--- begin ---
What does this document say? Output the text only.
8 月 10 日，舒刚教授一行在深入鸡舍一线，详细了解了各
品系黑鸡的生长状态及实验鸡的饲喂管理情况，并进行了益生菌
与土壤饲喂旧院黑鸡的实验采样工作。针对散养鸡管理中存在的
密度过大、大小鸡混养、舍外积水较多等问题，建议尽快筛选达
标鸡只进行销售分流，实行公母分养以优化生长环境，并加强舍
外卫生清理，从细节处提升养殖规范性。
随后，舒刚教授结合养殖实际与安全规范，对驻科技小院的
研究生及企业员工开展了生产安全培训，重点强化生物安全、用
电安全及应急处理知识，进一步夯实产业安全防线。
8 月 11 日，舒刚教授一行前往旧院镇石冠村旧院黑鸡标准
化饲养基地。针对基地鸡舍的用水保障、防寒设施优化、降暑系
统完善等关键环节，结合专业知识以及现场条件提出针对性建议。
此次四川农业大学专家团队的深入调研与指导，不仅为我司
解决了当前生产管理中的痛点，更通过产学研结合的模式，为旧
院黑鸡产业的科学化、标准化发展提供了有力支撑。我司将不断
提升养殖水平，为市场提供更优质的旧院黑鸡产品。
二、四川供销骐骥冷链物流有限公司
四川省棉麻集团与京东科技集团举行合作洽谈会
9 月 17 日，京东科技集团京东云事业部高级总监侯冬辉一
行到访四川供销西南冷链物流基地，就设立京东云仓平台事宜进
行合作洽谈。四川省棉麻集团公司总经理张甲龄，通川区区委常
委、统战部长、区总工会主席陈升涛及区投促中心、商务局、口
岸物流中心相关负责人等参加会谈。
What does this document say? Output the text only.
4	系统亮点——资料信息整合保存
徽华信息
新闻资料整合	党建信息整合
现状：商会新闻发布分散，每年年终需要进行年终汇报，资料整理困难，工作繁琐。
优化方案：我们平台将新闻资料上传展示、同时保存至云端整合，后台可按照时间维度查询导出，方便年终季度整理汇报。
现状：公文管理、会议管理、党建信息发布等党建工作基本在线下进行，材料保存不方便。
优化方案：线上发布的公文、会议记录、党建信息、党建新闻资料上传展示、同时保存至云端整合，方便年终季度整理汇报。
--- end ---
### WRITTEN INSTRUCTION
Show all lines from the records above where the word "优化方案" occurs.

### SOLUTION TO THE PROBLEM
优化方案：我们平台将新闻资料上传展示、同时保存至云端整合，后台可按照时间维度查询导出，方便年终季度整理汇报。
优化方案：线上发布的公文、会议记录、党建信息、党建新闻资料上传展示、同时保存至云端整合，方便年终季度整理汇报。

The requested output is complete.